EXERCISE REQUIREMENTS → Copy out each line of the material below with no changes.

-=-=-

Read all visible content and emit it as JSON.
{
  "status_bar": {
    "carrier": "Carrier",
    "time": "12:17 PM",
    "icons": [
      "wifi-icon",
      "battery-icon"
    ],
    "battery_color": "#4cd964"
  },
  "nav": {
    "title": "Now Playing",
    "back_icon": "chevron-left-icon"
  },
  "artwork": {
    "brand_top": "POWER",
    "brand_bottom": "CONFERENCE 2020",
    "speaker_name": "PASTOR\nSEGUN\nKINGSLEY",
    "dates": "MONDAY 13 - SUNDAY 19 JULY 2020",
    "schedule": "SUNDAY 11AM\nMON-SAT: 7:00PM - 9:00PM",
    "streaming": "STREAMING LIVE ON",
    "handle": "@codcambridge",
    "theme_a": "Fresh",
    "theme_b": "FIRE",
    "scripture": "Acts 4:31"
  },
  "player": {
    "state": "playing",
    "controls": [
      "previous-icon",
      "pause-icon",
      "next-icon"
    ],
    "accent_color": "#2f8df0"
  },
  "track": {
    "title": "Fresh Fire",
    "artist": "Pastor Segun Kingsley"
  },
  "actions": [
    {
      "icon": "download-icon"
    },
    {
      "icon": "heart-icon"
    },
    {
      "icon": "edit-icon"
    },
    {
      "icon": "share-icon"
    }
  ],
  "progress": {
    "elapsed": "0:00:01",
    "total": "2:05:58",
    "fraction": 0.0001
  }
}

-=-=-

TASK RESULT →
Read all visible content and emit it as JSON.
{
  "status_bar": {
    "carrier": "Carrier",
    "time": "12:17 PM",
    "icons": [
      "wifi-icon",
      "battery-icon"
    ],
    "battery_color": "#4cd964"
  },
  "nav": {
    "title": "Now Playing",
    "back_icon": "chevron-left-icon"
  },
  "artwork": {
    "brand_top": "POWER",
    "brand_bottom": "CONFERENCE 2020",
    "speaker_name": "PASTOR\nSEGUN\nKINGSLEY",
    "dates": "MONDAY 13 - SUNDAY 19 JULY 2020",
    "schedule": "SUNDAY 11AM\nMON-SAT: 7:00PM - 9:00PM",
    "streaming": "STREAMING LIVE ON",
    "handle": "@codcambridge",
    "theme_a": "Fresh",
    "theme_b": "FIRE",
    "scripture": "Acts 4:31"
  },
  "player": {
    "state": "playing",
    "controls": [
      "previous-icon",
      "pause-icon",
      "next-icon"
    ],
    "accent_color": "#2f8df0"
  },
  "track": {
    "title": "Fresh Fire",
    "artist": "Pastor Segun Kingsley"
  },
  "actions": [
    {
      "icon": "download-icon"
    },
    {
      "icon": "heart-icon"
    },
    {
      "icon": "edit-icon"
    },
    {
      "icon": "share-icon"
    }
  ],
  "progress": {
    "elapsed": "0:00:01",
    "total": "2:05:58",
    "fraction": 0.0001
  }
}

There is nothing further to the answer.